**WHAT YOU SHOULD DO:** Copy out the records in full, word for word, without pictures.

**ENTRIES:**
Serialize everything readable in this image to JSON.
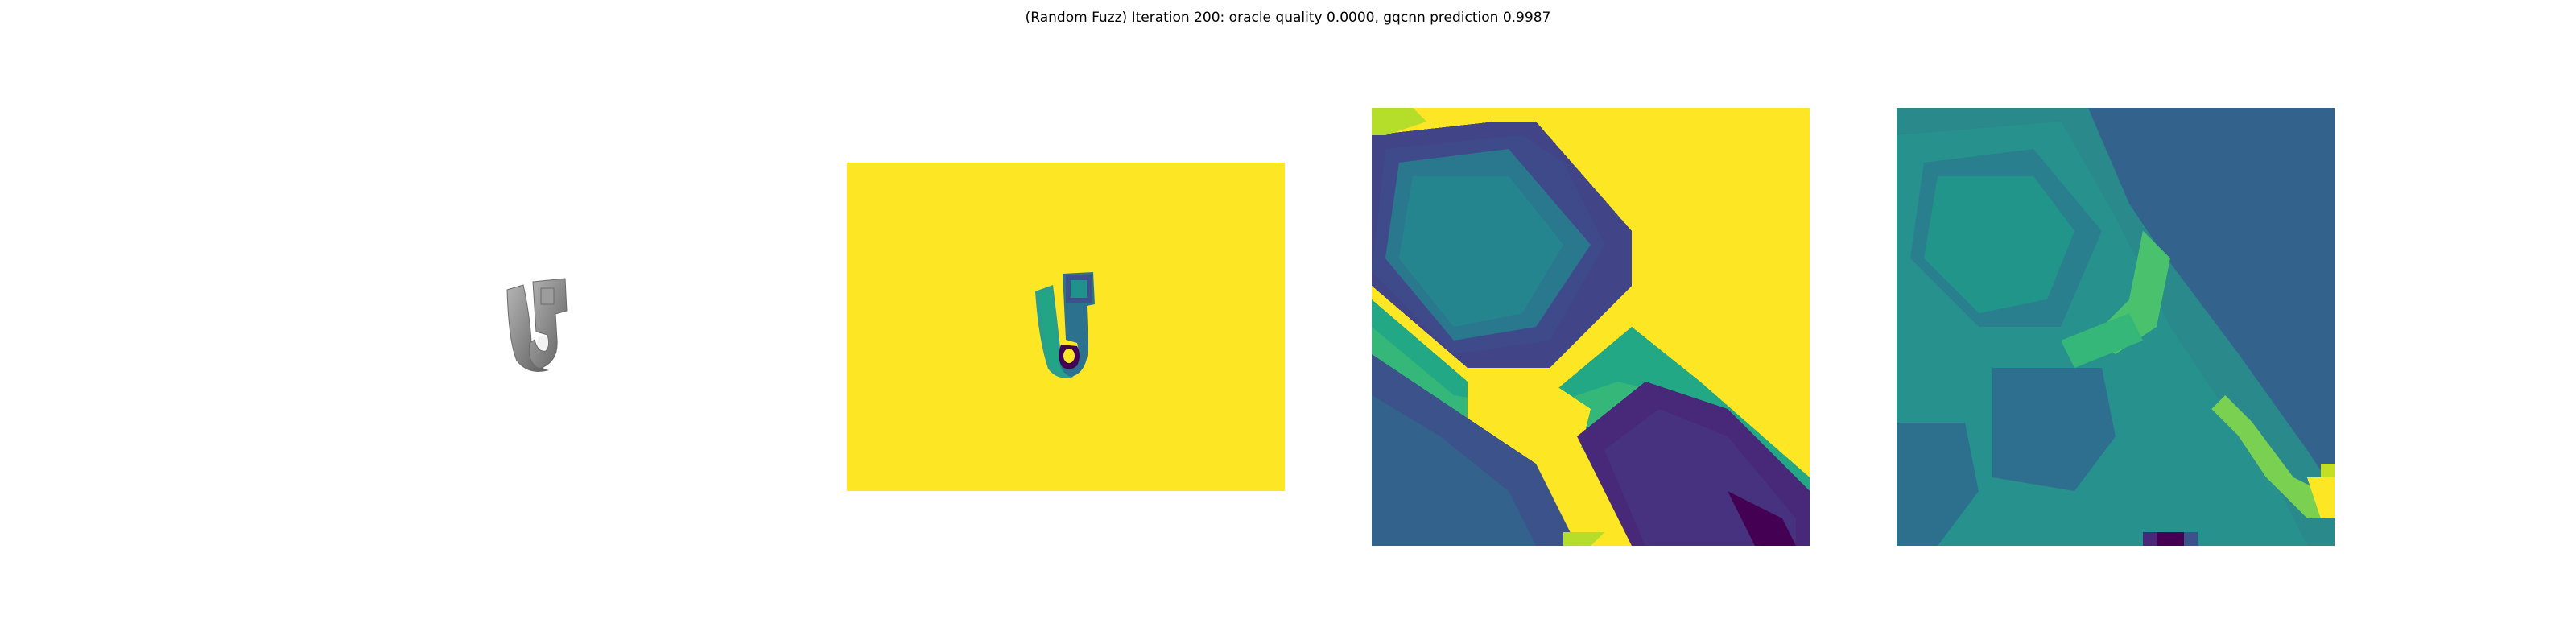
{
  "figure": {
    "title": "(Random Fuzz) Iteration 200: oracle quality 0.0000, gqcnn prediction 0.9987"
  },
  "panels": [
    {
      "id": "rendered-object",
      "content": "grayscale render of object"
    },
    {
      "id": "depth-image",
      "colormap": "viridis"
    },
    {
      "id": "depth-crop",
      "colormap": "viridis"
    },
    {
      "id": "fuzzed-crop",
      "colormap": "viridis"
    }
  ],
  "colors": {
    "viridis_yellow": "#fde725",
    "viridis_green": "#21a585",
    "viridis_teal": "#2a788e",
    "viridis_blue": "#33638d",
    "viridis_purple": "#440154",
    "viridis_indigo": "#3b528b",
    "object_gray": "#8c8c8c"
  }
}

**ANSWER TO THIS EXERCISE:**
Serialize everything readable in this image to JSON.
{
  "figure": {
    "title": "(Random Fuzz) Iteration 200: oracle quality 0.0000, gqcnn prediction 0.9987"
  },
  "panels": [
    {
      "id": "rendered-object",
      "content": "grayscale render of object"
    },
    {
      "id": "depth-image",
      "colormap": "viridis"
    },
    {
      "id": "depth-crop",
      "colormap": "viridis"
    },
    {
      "id": "fuzzed-crop",
      "colormap": "viridis"
    }
  ],
  "colors": {
    "viridis_yellow": "#fde725",
    "viridis_green": "#21a585",
    "viridis_teal": "#2a788e",
    "viridis_blue": "#33638d",
    "viridis_purple": "#440154",
    "viridis_indigo": "#3b528b",
    "object_gray": "#8c8c8c"
  }
}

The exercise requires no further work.